AIM OF THE EXERCISE
Please write out the material below line for line, changing nothing.

Region boundary data:
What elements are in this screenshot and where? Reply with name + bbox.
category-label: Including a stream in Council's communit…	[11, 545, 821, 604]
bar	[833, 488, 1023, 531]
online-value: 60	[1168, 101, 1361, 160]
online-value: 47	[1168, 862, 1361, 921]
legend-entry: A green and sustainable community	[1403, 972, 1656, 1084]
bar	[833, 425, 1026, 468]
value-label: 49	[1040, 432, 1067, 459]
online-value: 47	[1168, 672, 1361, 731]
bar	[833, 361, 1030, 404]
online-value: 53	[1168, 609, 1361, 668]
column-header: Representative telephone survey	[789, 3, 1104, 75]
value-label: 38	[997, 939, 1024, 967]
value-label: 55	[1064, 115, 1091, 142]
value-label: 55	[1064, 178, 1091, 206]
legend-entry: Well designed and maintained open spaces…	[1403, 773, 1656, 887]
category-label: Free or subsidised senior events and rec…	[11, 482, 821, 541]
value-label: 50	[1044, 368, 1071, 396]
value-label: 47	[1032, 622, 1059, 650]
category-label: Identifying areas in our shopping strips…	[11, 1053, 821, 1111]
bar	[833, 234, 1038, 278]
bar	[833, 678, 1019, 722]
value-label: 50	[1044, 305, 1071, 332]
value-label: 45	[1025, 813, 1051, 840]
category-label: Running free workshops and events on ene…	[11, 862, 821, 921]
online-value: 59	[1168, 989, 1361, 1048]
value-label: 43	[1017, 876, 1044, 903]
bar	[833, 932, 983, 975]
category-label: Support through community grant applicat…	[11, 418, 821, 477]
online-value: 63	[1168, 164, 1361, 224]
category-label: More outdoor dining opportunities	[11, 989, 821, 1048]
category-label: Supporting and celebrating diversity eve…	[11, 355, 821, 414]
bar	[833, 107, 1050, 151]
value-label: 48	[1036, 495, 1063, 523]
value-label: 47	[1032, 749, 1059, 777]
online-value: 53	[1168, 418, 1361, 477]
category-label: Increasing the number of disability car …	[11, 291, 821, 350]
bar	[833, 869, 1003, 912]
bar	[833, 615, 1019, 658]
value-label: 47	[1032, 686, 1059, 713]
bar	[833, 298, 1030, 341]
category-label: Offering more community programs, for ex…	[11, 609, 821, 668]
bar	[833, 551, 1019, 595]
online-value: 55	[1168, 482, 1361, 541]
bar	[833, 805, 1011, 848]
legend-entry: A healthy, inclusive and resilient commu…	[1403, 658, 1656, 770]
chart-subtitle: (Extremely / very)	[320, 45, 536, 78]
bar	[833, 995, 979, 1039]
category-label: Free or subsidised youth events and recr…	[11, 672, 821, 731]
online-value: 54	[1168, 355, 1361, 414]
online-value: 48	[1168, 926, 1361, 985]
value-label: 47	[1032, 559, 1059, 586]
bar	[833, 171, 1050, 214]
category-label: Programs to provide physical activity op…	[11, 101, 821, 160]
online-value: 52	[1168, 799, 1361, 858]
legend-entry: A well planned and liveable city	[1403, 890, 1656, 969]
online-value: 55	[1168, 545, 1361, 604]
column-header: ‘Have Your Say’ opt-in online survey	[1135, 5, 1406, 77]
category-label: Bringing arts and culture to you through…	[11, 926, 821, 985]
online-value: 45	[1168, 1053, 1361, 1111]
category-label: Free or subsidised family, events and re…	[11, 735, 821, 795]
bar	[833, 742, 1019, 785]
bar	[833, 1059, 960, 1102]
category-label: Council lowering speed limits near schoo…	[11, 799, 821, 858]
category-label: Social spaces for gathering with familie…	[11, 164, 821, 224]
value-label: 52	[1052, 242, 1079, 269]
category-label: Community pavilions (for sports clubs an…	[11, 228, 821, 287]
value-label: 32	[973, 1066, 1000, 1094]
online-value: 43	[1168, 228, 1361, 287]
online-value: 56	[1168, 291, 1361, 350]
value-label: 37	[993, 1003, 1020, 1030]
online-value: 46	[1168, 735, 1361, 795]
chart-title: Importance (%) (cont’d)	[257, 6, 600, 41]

TASK SOLUTION
What elements are in this screenshot and where? Reply with name + bbox.
category-label: Including a stream in Council's communit…	[11, 545, 821, 604]
bar	[833, 488, 1023, 531]
online-value: 60	[1168, 101, 1361, 160]
online-value: 47	[1168, 862, 1361, 921]
legend-entry: A green and sustainable community	[1403, 972, 1656, 1084]
bar	[833, 425, 1026, 468]
value-label: 49	[1040, 432, 1067, 459]
online-value: 47	[1168, 672, 1361, 731]
bar	[833, 361, 1030, 404]
online-value: 53	[1168, 609, 1361, 668]
column-header: Representative telephone survey	[789, 3, 1104, 75]
value-label: 38	[997, 939, 1024, 967]
value-label: 55	[1064, 115, 1091, 142]
value-label: 55	[1064, 178, 1091, 206]
legend-entry: Well designed and maintained open spaces…	[1403, 773, 1656, 887]
category-label: Free or subsidised senior events and rec…	[11, 482, 821, 541]
value-label: 50	[1044, 368, 1071, 396]
value-label: 47	[1032, 622, 1059, 650]
category-label: Identifying areas in our shopping strips…	[11, 1053, 821, 1111]
bar	[833, 234, 1038, 278]
bar	[833, 678, 1019, 722]
value-label: 50	[1044, 305, 1071, 332]
value-label: 45	[1025, 813, 1051, 840]
category-label: Running free workshops and events on ene…	[11, 862, 821, 921]
online-value: 59	[1168, 989, 1361, 1048]
value-label: 43	[1017, 876, 1044, 903]
bar	[833, 932, 983, 975]
category-label: Support through community grant applicat…	[11, 418, 821, 477]
online-value: 63	[1168, 164, 1361, 224]
category-label: More outdoor dining opportunities	[11, 989, 821, 1048]
category-label: Supporting and celebrating diversity eve…	[11, 355, 821, 414]
bar	[833, 107, 1050, 151]
value-label: 48	[1036, 495, 1063, 523]
value-label: 47	[1032, 749, 1059, 777]
online-value: 53	[1168, 418, 1361, 477]
category-label: Increasing the number of disability car …	[11, 291, 821, 350]
bar	[833, 869, 1003, 912]
bar	[833, 615, 1019, 658]
value-label: 47	[1032, 686, 1059, 713]
bar	[833, 298, 1030, 341]
category-label: Offering more community programs, for ex…	[11, 609, 821, 668]
bar	[833, 551, 1019, 595]
online-value: 55	[1168, 482, 1361, 541]
bar	[833, 805, 1011, 848]
legend-entry: A healthy, inclusive and resilient commu…	[1403, 658, 1656, 770]
chart-subtitle: (Extremely / very)	[320, 45, 536, 78]
bar	[833, 995, 979, 1039]
category-label: Free or subsidised youth events and recr…	[11, 672, 821, 731]
online-value: 54	[1168, 355, 1361, 414]
online-value: 48	[1168, 926, 1361, 985]
value-label: 47	[1032, 559, 1059, 586]
bar	[833, 171, 1050, 214]
category-label: Programs to provide physical activity op…	[11, 101, 821, 160]
online-value: 52	[1168, 799, 1361, 858]
legend-entry: A well planned and liveable city	[1403, 890, 1656, 969]
online-value: 55	[1168, 545, 1361, 604]
column-header: ‘Have Your Say’ opt-in online survey	[1135, 5, 1406, 77]
category-label: Bringing arts and culture to you through…	[11, 926, 821, 985]
online-value: 45	[1168, 1053, 1361, 1111]
category-label: Free or subsidised family, events and re…	[11, 735, 821, 795]
bar	[833, 742, 1019, 785]
bar	[833, 1059, 960, 1102]
category-label: Council lowering speed limits near schoo…	[11, 799, 821, 858]
category-label: Social spaces for gathering with familie…	[11, 164, 821, 224]
value-label: 52	[1052, 242, 1079, 269]
category-label: Community pavilions (for sports clubs an…	[11, 228, 821, 287]
value-label: 32	[973, 1066, 1000, 1094]
online-value: 43	[1168, 228, 1361, 287]
online-value: 56	[1168, 291, 1361, 350]
value-label: 37	[993, 1003, 1020, 1030]
online-value: 46	[1168, 735, 1361, 795]
chart-title: Importance (%) (cont’d)	[257, 6, 600, 41]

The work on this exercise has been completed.